Dataset items:
-=-=-=-=-
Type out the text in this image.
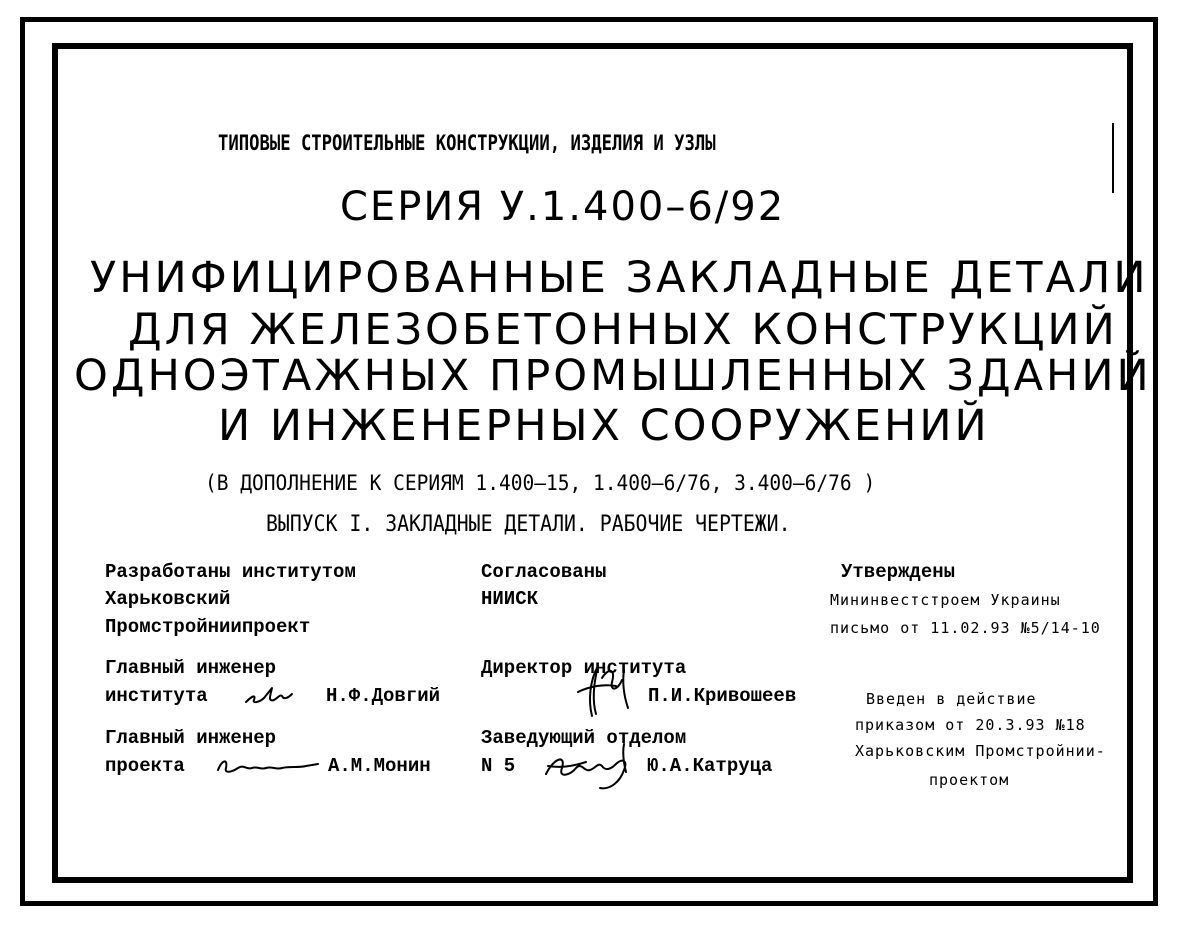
ТИПОВЫЕ СТРОИТЕЛЬНЫЕ КОНСТРУКЦИИ, ИЗДЕЛИЯ И УЗЛЫ
СЕРИЯ У.1.400–6/92
УНИФИЦИРОВАННЫЕ ЗАКЛАДНЫЕ ДЕТАЛИ
ДЛЯ ЖЕЛЕЗОБЕТОННЫХ КОНСТРУКЦИЙ
ОДНОЭТАЖНЫХ ПРОМЫШЛЕННЫХ ЗДАНИЙ
И ИНЖЕНЕРНЫХ СООРУЖЕНИЙ
(В ДОПОЛНЕНИЕ К СЕРИЯМ 1.400–15, 1.400–6/76, 3.400–6/76 )
ВЫПУСК I. ЗАКЛАДНЫЕ ДЕТАЛИ. РАБОЧИЕ ЧЕРТЕЖИ.
Разработаны институтом
Харьковский
Промстройниипроект
Согласованы
НИИСК
Утверждены
Мининвестстроем Украины
письмо от 11.02.93 №5/14-10
Главный инженер
института	Н.Ф.Довгий
Главный инженер
проекта	А.М.Монин
Директор института
П.И.Кривошеев
Заведующий отделом
N 5	Ю.А.Катруца
Введен в действие
приказом от 20.3.93 №18
Харьковским Промстройнии-
проектом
-=-=-=-=-
Exercise task: Reproduce the entries above without change, omitting all pictures.

Exercise response:
Type out the text in this image.
ТИПОВЫЕ СТРОИТЕЛЬНЫЕ КОНСТРУКЦИИ, ИЗДЕЛИЯ И УЗЛЫ
СЕРИЯ У.1.400–6/92
УНИФИЦИРОВАННЫЕ ЗАКЛАДНЫЕ ДЕТАЛИ
ДЛЯ ЖЕЛЕЗОБЕТОННЫХ КОНСТРУКЦИЙ
ОДНОЭТАЖНЫХ ПРОМЫШЛЕННЫХ ЗДАНИЙ
И ИНЖЕНЕРНЫХ СООРУЖЕНИЙ
(В ДОПОЛНЕНИЕ К СЕРИЯМ 1.400–15, 1.400–6/76, 3.400–6/76 )
ВЫПУСК I. ЗАКЛАДНЫЕ ДЕТАЛИ. РАБОЧИЕ ЧЕРТЕЖИ.
Разработаны институтом
Харьковский
Промстройниипроект
Согласованы
НИИСК
Утверждены
Мининвестстроем Украины
письмо от 11.02.93 №5/14-10
Главный инженер
института	Н.Ф.Довгий
Главный инженер
проекта	А.М.Монин
Директор института
П.И.Кривошеев
Заведующий отделом
N 5	Ю.А.Катруца
Введен в действие
приказом от 20.3.93 №18
Харьковским Промстройнии-
проектом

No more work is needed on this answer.